▶ [What to produce] Go through the material and tally the lines containing the string "JSON". Give the total alone.

************

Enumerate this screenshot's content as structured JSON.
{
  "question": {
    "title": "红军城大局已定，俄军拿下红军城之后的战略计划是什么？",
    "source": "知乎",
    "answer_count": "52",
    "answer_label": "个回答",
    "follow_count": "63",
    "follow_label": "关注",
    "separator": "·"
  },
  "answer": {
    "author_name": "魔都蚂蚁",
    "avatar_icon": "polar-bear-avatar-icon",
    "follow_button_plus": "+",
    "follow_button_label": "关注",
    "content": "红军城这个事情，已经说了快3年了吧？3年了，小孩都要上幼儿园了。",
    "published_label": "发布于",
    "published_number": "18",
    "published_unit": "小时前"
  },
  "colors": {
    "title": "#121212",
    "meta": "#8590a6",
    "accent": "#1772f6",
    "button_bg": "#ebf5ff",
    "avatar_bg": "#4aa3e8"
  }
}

************

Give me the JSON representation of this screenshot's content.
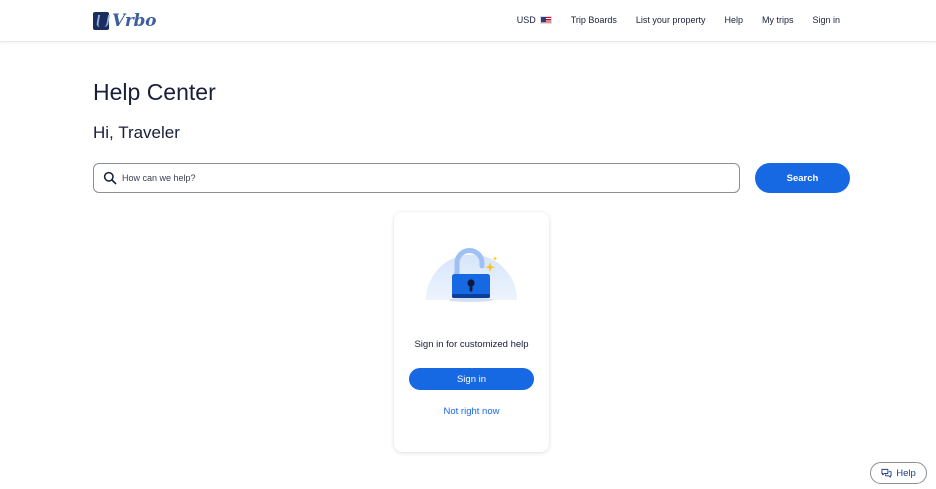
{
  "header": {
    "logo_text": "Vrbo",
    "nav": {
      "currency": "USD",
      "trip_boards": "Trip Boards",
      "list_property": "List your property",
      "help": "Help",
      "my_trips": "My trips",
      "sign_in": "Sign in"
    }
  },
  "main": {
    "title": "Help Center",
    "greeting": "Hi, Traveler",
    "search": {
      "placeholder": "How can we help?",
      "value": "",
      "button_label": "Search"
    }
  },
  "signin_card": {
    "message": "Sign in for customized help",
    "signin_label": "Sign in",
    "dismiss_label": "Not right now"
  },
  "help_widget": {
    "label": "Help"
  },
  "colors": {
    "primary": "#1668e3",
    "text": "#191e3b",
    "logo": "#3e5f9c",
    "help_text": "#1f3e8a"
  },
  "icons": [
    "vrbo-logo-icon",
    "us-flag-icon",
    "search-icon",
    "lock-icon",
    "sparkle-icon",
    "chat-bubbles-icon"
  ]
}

************

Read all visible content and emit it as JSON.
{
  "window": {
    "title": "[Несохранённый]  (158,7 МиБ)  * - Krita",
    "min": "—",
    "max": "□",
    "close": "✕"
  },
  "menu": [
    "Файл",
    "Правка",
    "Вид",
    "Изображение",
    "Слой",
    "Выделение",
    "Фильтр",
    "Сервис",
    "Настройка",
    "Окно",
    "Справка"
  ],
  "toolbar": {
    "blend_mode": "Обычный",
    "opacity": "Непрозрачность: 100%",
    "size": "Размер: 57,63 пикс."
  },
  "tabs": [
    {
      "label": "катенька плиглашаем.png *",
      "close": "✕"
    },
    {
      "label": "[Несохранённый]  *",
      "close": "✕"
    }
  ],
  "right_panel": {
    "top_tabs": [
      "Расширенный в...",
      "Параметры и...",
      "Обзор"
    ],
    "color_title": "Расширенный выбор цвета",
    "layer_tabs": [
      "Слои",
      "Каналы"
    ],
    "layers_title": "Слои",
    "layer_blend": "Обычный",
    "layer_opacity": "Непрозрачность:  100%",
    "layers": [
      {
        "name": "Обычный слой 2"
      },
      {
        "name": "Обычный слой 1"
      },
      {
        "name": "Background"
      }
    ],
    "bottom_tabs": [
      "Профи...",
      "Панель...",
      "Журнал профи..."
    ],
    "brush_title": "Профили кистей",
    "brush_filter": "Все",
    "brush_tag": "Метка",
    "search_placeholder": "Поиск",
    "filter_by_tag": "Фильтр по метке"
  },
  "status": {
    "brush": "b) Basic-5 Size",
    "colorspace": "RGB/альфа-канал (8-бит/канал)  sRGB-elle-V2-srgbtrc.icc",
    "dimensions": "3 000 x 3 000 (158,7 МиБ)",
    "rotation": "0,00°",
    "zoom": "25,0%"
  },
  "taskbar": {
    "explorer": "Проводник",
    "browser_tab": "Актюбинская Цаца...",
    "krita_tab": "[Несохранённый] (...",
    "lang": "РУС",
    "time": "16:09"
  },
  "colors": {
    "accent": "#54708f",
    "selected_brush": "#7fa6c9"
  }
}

************

▶ [Task solution] 3